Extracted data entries
+ + + + + + +

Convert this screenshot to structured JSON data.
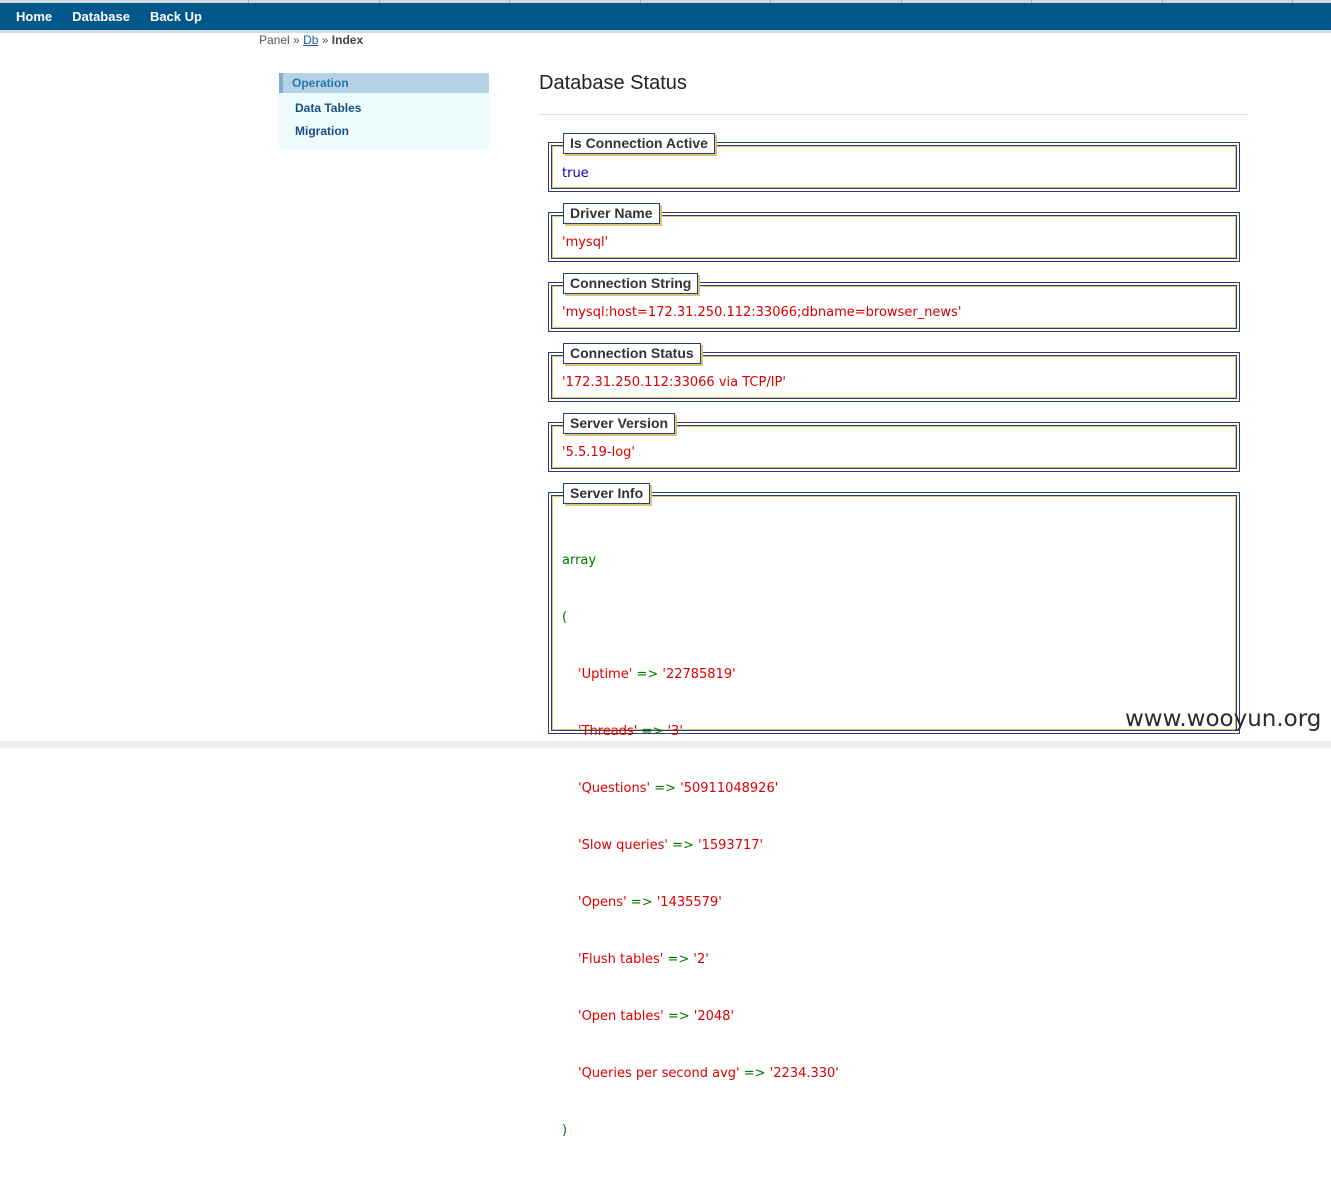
{
  "nav": {
    "items": [
      "Home",
      "Database",
      "Back Up"
    ]
  },
  "breadcrumb": {
    "panel": "Panel",
    "sep1": "»",
    "db": "Db",
    "sep2": "»",
    "current": "Index"
  },
  "sidebar": {
    "header": "Operation",
    "items": [
      "Data Tables",
      "Migration"
    ]
  },
  "page": {
    "title": "Database Status"
  },
  "sections": [
    {
      "legend": "Is Connection Active",
      "value": "true"
    },
    {
      "legend": "Driver Name",
      "value": "'mysql'"
    },
    {
      "legend": "Connection String",
      "value": "'mysql:host=172.31.250.112:33066;dbname=browser_news'"
    },
    {
      "legend": "Connection Status",
      "value": "'172.31.250.112:33066 via TCP/IP'"
    },
    {
      "legend": "Server Version",
      "value": "'5.5.19-log'"
    }
  ],
  "server_info": {
    "legend": "Server Info",
    "open": "array",
    "paren_open": "(",
    "arrow": "=>",
    "entries": [
      {
        "key": "'Uptime'",
        "value": "'22785819'"
      },
      {
        "key": "'Threads'",
        "value": "'3'"
      },
      {
        "key": "'Questions'",
        "value": "'50911048926'"
      },
      {
        "key": "'Slow queries'",
        "value": "'1593717'"
      },
      {
        "key": "'Opens'",
        "value": "'1435579'"
      },
      {
        "key": "'Flush tables'",
        "value": "'2'"
      },
      {
        "key": "'Open tables'",
        "value": "'2048'"
      },
      {
        "key": "'Queries per second avg'",
        "value": "'2234.330'"
      }
    ],
    "paren_close": ")"
  },
  "watermark": "www.wooyun.org"
}
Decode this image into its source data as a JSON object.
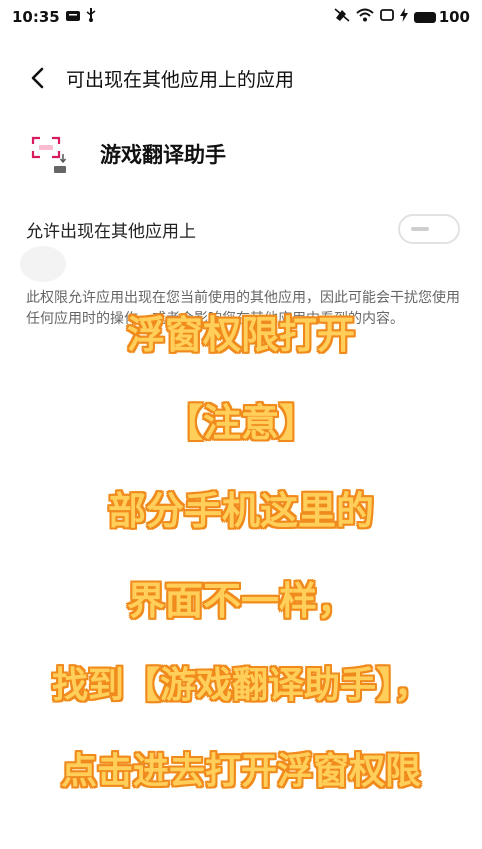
{
  "status_bar": {
    "time": "10:35",
    "battery": "100",
    "icons": [
      "message-icon",
      "usb-icon",
      "mute-icon",
      "wifi-icon",
      "screen-icon",
      "charging-icon",
      "battery-icon"
    ]
  },
  "header": {
    "back_icon": "chevron-left-icon",
    "title": "可出现在其他应用上的应用"
  },
  "app": {
    "name": "游戏翻译助手",
    "icon": "app-icon"
  },
  "permission": {
    "label": "允许出现在其他应用上",
    "toggle_state": "off"
  },
  "description": "此权限允许应用出现在您当前使用的其他应用，因此可能会干扰您使用任何应用时的操作，或者会影响您在其他应用中看到的内容。",
  "overlay_text": {
    "line1": "浮窗权限打开",
    "line2": "【注意】",
    "line3": "部分手机这里的",
    "line4": "界面不一样，",
    "line5": "找到【游戏翻译助手】，",
    "line6": "点击进去打开浮窗权限"
  },
  "colors": {
    "overlay_fill": "#ffcf5a",
    "overlay_outline": "#f08a1c",
    "app_icon_accent": "#d81b60"
  }
}
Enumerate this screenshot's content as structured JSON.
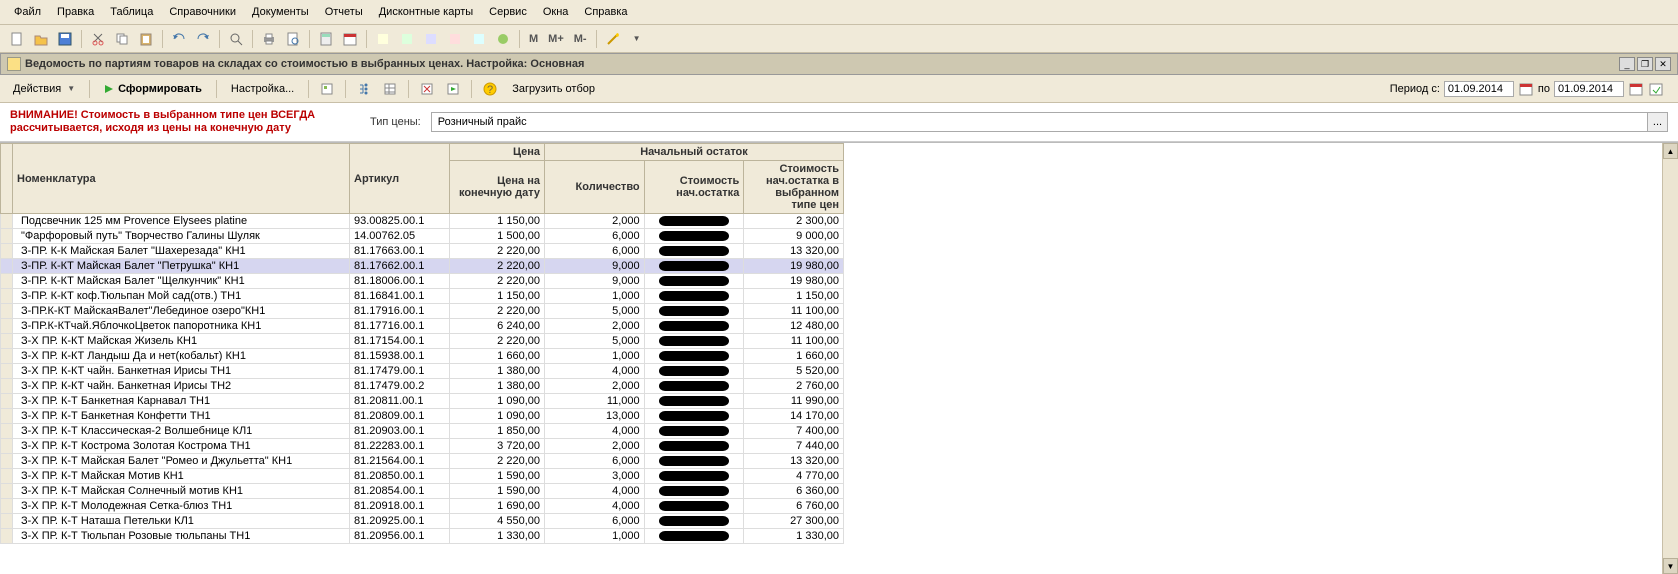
{
  "menu": [
    "Файл",
    "Правка",
    "Таблица",
    "Справочники",
    "Документы",
    "Отчеты",
    "Дисконтные карты",
    "Сервис",
    "Окна",
    "Справка"
  ],
  "mtext": {
    "m": "М",
    "mplus": "М+",
    "mminus": "М-"
  },
  "window": {
    "title": "Ведомость по партиям товаров на складах со стоимостью в выбранных ценах. Настройка: Основная"
  },
  "actions": {
    "actions": "Действия",
    "form": "Сформировать",
    "settings": "Настройка...",
    "load": "Загрузить отбор"
  },
  "period": {
    "label_from": "Период с:",
    "from": "01.09.2014",
    "label_to": "по",
    "to": "01.09.2014"
  },
  "warn": "ВНИМАНИЕ! Стоимость в выбранном типе цен ВСЕГДА рассчитывается, исходя из цены на конечную дату",
  "tip": {
    "label": "Тип цены:",
    "value": "Розничный прайс",
    "pick": "..."
  },
  "cols": {
    "nom": "Номенклатура",
    "art": "Артикул",
    "price": "Цена",
    "price_end": "Цена на конечную дату",
    "startbal": "Начальный остаток",
    "qty": "Количество",
    "cost": "Стоимость нач.остатка",
    "cost_sel": "Стоимость нач.остатка в выбранном типе цен"
  },
  "rows": [
    {
      "nom": "Подсвечник 125 мм Provence Elysees  platine",
      "art": "93.00825.00.1",
      "pe": "1 150,00",
      "qty": "2,000",
      "cs": "2 300,00"
    },
    {
      "nom": "\"Фарфоровый путь\"  Творчество Галины Шуляк",
      "art": "14.00762.05",
      "pe": "1 500,00",
      "qty": "6,000",
      "cs": "9 000,00"
    },
    {
      "nom": "З-ПР. К-К  Майская  Балет \"Шахерезада\" КН1",
      "art": "81.17663.00.1",
      "pe": "2 220,00",
      "qty": "6,000",
      "cs": "13 320,00"
    },
    {
      "nom": "З-ПР. К-КТ  Майская  Балет  \"Петрушка\"   КН1",
      "art": "81.17662.00.1",
      "pe": "2 220,00",
      "qty": "9,000",
      "cs": "19 980,00",
      "sel": true
    },
    {
      "nom": "З-ПР. К-КТ  Майская  Балет \"Щелкунчик\" КН1",
      "art": "81.18006.00.1",
      "pe": "2 220,00",
      "qty": "9,000",
      "cs": "19 980,00"
    },
    {
      "nom": "З-ПР. К-КТ коф.Тюльпан Мой сад(отв.) ТН1",
      "art": "81.16841.00.1",
      "pe": "1 150,00",
      "qty": "1,000",
      "cs": "1 150,00"
    },
    {
      "nom": "З-ПР.К-КТ МайскаяBалет\"Лебединое озеро\"КН1",
      "art": "81.17916.00.1",
      "pe": "2 220,00",
      "qty": "5,000",
      "cs": "11 100,00"
    },
    {
      "nom": "З-ПР.К-КТчай.ЯблочкоЦветок папоротника КН1",
      "art": "81.17716.00.1",
      "pe": "6 240,00",
      "qty": "2,000",
      "cs": "12 480,00"
    },
    {
      "nom": "З-Х ПР. К-КТ    Майская     Жизель   КН1",
      "art": "81.17154.00.1",
      "pe": "2 220,00",
      "qty": "5,000",
      "cs": "11 100,00"
    },
    {
      "nom": "З-Х ПР. К-КТ Ландыш Да и нет(кобальт) КН1",
      "art": "81.15938.00.1",
      "pe": "1 660,00",
      "qty": "1,000",
      "cs": "1 660,00"
    },
    {
      "nom": "З-Х ПР. К-КТ чайн. Банкетная    Ирисы  ТН1",
      "art": "81.17479.00.1",
      "pe": "1 380,00",
      "qty": "4,000",
      "cs": "5 520,00"
    },
    {
      "nom": "З-Х ПР. К-КТ чайн. Банкетная    Ирисы  ТН2",
      "art": "81.17479.00.2",
      "pe": "1 380,00",
      "qty": "2,000",
      "cs": "2 760,00"
    },
    {
      "nom": "З-Х ПР. К-Т Банкетная Карнавал ТН1",
      "art": "81.20811.00.1",
      "pe": "1 090,00",
      "qty": "11,000",
      "cs": "11 990,00"
    },
    {
      "nom": "З-Х ПР. К-Т Банкетная Конфетти ТН1",
      "art": "81.20809.00.1",
      "pe": "1 090,00",
      "qty": "13,000",
      "cs": "14 170,00"
    },
    {
      "nom": "З-Х ПР. К-Т Классическая-2 Волшебнице КЛ1",
      "art": "81.20903.00.1",
      "pe": "1 850,00",
      "qty": "4,000",
      "cs": "7 400,00"
    },
    {
      "nom": "З-Х ПР. К-Т Кострома Золотая Кострома ТН1",
      "art": "81.22283.00.1",
      "pe": "3 720,00",
      "qty": "2,000",
      "cs": "7 440,00"
    },
    {
      "nom": "З-Х ПР. К-Т Майская Балет \"Ромео и Джульетта\" КН1",
      "art": "81.21564.00.1",
      "pe": "2 220,00",
      "qty": "6,000",
      "cs": "13 320,00"
    },
    {
      "nom": "З-Х ПР. К-Т Майская Мотив КН1",
      "art": "81.20850.00.1",
      "pe": "1 590,00",
      "qty": "3,000",
      "cs": "4 770,00"
    },
    {
      "nom": "З-Х ПР. К-Т Майская Солнечный мотив КН1",
      "art": "81.20854.00.1",
      "pe": "1 590,00",
      "qty": "4,000",
      "cs": "6 360,00"
    },
    {
      "nom": "З-Х ПР. К-Т Молодежная Сетка-блюз ТН1",
      "art": "81.20918.00.1",
      "pe": "1 690,00",
      "qty": "4,000",
      "cs": "6 760,00"
    },
    {
      "nom": "З-Х ПР. К-Т Наташа Петельки КЛ1",
      "art": "81.20925.00.1",
      "pe": "4 550,00",
      "qty": "6,000",
      "cs": "27 300,00"
    },
    {
      "nom": "З-Х ПР. К-Т Тюльпан Розовые тюльпаны ТН1",
      "art": "81.20956.00.1",
      "pe": "1 330,00",
      "qty": "1,000",
      "cs": "1 330,00"
    }
  ]
}
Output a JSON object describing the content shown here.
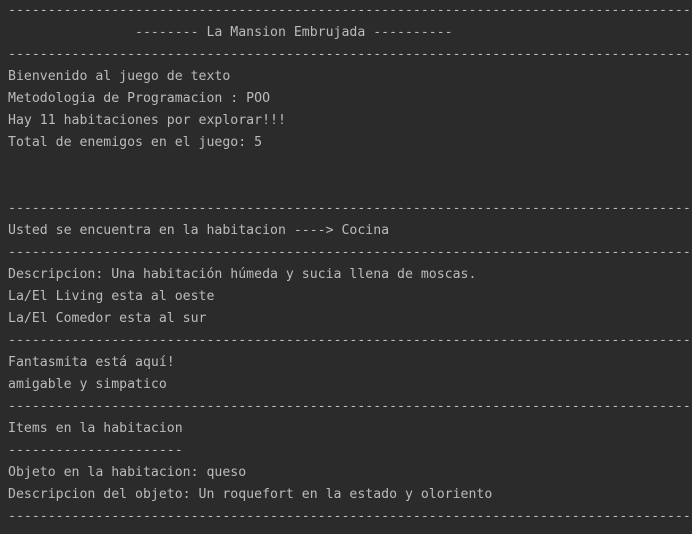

+ + + + + + +

WRITTEN REQUEST
Report the number of lines holding the string "чайн", without any other words.

RESULT
2